#### Your task
Find all the lines in the entries below that hold the word "tent" and copy them.

Input records below:

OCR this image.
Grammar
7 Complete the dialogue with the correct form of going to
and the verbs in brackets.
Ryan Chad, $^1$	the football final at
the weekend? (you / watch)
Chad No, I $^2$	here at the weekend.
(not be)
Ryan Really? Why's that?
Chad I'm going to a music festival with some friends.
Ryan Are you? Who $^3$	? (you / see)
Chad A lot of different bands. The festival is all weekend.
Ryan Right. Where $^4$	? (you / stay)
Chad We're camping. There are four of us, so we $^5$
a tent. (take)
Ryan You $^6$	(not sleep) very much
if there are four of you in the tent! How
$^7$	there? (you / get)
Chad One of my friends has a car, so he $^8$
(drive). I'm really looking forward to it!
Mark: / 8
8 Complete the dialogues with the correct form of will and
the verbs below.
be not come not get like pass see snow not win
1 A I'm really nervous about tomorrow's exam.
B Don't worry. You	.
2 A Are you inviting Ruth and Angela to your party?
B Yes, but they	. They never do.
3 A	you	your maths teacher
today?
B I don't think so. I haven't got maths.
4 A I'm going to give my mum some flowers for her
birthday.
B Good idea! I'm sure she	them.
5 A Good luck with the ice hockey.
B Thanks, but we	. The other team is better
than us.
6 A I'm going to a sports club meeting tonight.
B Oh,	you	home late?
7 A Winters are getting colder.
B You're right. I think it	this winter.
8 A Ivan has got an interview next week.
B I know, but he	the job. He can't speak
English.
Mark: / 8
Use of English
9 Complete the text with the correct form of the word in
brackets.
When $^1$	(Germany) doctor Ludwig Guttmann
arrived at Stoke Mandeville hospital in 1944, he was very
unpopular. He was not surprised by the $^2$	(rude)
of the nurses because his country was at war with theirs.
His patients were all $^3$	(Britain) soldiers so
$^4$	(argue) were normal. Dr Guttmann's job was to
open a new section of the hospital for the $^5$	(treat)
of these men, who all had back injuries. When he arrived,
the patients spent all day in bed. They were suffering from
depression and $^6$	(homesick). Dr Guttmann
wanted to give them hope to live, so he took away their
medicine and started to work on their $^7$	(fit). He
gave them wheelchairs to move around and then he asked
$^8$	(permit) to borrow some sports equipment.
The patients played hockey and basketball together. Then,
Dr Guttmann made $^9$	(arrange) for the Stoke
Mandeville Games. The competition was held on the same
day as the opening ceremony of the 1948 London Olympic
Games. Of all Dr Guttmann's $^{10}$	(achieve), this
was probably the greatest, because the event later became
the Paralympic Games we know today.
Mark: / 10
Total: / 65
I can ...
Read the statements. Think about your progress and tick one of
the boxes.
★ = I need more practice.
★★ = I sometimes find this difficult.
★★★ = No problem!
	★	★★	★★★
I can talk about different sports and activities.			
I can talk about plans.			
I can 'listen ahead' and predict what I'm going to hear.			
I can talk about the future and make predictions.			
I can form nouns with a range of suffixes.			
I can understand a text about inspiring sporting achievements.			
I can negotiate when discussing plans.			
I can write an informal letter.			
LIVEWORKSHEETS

End of Input records.
Input records below:

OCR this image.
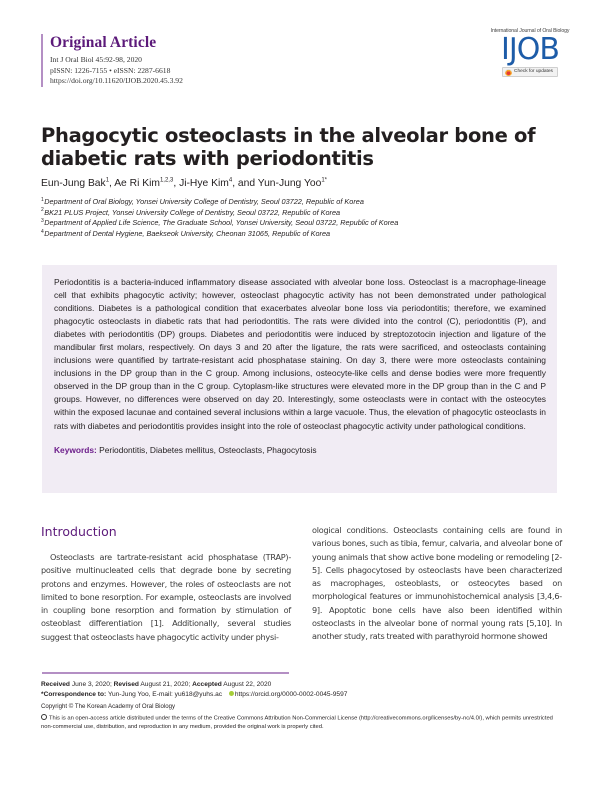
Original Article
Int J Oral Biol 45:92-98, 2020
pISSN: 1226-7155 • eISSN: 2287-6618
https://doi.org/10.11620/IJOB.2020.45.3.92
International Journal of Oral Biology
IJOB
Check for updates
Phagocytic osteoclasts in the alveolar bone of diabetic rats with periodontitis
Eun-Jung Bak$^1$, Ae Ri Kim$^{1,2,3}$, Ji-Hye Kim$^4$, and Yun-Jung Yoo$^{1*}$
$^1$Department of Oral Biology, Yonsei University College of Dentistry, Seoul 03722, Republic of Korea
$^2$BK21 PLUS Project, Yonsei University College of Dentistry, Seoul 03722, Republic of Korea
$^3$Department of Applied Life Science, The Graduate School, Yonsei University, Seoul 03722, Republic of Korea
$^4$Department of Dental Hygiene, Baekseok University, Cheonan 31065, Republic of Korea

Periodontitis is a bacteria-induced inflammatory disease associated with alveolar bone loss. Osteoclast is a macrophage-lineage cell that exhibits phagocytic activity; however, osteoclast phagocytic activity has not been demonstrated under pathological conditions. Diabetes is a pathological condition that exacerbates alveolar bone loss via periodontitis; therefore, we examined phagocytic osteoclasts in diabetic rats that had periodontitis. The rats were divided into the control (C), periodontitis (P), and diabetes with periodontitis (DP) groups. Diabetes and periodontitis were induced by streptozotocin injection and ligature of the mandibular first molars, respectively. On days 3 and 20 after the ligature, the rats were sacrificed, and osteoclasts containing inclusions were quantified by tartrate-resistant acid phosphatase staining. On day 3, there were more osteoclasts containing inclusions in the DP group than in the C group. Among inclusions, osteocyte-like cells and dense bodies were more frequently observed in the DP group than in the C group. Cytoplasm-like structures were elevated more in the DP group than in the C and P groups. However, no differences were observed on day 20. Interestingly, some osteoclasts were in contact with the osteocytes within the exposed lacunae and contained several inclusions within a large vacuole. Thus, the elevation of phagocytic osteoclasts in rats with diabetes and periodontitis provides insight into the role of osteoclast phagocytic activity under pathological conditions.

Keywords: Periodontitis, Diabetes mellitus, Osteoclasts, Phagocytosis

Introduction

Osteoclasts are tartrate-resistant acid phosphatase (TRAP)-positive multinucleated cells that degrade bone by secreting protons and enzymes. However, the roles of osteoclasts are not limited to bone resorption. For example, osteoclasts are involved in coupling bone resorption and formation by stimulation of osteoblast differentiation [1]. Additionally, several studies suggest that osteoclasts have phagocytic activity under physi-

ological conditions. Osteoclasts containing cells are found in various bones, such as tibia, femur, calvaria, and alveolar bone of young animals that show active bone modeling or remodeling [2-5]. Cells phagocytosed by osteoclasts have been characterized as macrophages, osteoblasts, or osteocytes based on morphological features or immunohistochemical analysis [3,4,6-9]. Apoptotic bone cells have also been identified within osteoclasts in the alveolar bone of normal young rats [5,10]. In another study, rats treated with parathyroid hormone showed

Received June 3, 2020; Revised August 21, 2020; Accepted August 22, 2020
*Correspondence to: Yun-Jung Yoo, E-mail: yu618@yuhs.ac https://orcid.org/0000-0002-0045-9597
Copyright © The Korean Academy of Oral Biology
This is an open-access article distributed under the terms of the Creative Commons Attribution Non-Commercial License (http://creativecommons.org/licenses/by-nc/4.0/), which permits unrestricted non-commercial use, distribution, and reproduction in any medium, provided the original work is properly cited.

End of Input records.

#### Answer to the exercise
a tent. (take)
if there are four of you in the tent! How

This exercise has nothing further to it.